• **Supplied text**

--*--

1. Field of the Invention
The present invention relates in general to wellhead seals and, in particular, to a damage tolerant casing hanger seal.
2. Brief Description of Related Art
During creation of a wellhead, drilling operations often cause damage to casing elements of the well inserted into the wellbore prior to the switch from drilling to production. In particular, casing hangers and high pressure wellhead housing can be damaged with scratches and gouges that range from minor scratches, such as a few thousandths deep, to major scratches, as much 0.1″ deep. In order to seal the wellbore, seals must be constructed of compliant material that can extrude and fill the scratches and gouges. Currently, seals consisting of elastomer seal elements are used to seal the wellbore annulus between the casing elements.

--*--

• **Data section**
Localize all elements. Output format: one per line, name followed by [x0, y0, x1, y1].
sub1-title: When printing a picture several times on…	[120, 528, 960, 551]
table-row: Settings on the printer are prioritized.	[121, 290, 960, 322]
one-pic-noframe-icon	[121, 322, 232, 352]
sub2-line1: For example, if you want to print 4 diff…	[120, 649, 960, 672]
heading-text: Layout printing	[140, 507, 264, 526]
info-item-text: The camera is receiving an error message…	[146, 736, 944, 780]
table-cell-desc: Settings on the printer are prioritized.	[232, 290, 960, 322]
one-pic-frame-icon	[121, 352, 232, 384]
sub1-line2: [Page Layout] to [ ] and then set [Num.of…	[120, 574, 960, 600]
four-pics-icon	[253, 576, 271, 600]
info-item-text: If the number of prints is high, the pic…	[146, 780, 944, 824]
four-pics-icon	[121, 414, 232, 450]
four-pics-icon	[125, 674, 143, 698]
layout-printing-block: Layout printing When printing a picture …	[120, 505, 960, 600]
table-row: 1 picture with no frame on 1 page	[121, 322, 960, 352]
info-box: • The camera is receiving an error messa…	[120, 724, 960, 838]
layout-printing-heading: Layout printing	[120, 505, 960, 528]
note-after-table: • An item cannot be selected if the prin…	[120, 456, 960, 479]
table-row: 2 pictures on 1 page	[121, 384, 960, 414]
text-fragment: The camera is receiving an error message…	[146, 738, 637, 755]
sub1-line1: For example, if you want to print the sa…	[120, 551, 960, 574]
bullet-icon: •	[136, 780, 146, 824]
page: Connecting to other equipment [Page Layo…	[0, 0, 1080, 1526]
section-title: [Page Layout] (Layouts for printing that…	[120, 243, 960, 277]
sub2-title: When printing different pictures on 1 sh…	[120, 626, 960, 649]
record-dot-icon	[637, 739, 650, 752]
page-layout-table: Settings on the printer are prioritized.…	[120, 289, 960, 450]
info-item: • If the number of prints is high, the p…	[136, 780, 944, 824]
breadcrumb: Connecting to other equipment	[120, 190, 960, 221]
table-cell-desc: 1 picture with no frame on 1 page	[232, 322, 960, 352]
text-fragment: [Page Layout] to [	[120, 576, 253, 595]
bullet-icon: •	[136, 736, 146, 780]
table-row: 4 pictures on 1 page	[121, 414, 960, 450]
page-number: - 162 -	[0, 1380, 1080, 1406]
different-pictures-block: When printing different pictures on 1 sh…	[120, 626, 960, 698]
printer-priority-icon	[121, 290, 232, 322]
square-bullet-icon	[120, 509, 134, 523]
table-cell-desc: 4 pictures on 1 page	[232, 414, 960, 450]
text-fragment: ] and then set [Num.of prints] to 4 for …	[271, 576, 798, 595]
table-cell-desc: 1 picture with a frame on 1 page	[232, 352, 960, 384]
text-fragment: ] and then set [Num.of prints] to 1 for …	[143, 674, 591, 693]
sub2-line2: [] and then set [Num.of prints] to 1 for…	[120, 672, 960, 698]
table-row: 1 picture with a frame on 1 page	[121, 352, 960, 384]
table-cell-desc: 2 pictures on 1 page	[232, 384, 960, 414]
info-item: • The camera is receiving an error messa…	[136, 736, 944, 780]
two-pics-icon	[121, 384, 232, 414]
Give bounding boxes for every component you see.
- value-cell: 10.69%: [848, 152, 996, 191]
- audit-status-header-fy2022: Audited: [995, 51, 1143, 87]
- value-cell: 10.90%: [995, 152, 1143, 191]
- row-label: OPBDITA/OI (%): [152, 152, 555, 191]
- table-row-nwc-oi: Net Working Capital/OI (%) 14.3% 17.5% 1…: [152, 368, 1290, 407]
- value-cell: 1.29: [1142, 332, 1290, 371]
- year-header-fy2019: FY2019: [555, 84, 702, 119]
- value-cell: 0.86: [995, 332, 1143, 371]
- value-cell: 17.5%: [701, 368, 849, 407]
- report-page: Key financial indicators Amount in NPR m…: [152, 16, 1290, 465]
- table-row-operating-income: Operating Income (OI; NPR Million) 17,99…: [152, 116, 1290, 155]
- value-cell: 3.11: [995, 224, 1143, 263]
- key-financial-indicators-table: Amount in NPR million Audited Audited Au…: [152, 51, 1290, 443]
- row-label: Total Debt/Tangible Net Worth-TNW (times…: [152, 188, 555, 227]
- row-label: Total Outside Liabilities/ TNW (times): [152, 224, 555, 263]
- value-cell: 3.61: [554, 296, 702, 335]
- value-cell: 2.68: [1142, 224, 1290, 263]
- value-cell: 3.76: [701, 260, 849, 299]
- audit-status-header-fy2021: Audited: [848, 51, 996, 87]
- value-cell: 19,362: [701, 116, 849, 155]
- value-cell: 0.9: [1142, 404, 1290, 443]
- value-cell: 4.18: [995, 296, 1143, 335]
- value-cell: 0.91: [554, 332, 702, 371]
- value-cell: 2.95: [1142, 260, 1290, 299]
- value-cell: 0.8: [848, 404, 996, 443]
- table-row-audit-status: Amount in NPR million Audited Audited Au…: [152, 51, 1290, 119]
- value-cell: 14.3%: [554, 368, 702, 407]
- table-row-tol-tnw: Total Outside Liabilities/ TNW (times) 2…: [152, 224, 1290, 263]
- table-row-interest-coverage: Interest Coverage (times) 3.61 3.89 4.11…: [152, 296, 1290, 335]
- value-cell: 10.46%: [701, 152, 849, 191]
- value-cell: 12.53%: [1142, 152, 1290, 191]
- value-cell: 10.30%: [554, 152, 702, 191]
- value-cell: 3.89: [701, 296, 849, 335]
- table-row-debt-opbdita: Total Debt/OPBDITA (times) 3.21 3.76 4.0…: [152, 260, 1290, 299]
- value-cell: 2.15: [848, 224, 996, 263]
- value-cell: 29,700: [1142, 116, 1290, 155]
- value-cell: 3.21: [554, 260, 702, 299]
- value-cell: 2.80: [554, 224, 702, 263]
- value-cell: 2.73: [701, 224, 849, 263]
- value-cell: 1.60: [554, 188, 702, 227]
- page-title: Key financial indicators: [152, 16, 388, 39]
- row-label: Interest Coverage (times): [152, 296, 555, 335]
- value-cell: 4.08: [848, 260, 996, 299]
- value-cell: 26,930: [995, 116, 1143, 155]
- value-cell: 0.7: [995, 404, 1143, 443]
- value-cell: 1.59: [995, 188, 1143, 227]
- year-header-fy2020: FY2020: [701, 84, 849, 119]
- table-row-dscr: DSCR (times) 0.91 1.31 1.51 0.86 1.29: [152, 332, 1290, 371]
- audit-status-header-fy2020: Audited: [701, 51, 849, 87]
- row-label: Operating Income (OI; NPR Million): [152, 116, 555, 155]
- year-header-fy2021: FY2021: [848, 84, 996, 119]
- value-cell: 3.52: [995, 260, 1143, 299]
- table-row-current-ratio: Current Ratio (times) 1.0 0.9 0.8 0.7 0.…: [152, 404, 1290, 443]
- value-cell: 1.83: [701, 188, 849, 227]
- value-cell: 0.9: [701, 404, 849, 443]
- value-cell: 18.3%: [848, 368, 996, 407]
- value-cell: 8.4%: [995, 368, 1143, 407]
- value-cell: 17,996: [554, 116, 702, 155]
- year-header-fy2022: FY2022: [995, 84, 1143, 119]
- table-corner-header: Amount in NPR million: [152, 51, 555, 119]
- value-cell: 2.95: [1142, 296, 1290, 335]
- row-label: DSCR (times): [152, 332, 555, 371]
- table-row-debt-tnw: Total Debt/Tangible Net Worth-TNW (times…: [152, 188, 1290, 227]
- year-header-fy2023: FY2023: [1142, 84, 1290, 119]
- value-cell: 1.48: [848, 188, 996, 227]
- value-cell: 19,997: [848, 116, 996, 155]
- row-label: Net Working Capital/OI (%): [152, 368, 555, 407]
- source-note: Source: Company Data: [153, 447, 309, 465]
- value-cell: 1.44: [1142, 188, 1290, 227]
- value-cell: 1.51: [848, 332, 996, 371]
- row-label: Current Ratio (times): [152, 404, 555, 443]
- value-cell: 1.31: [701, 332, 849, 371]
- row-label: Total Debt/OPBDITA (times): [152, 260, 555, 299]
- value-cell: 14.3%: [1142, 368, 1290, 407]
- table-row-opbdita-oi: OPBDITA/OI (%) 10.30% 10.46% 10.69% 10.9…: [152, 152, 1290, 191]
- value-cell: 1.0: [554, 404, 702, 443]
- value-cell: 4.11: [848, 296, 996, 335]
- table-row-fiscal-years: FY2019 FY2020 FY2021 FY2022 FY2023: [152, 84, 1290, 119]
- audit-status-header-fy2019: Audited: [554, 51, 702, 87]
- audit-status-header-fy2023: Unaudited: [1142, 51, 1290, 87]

--*--

• **Your goal**
Summarize the text on the damage tolerant casing hanger seal in two sentences.

• **Completed task**
The invention concerns wellhead seals, in particular a casing hanger seal that is tolerant of damage. Drilling often leaves casing hangers and high pressure wellhead housing with scratches and gouges from a few thousandths to as much as 0.1″ deep, so seals must be made of compliant material that can extrude and fill them, and elastomer seal elements are currently used to seal the wellbore annulus between casing elements.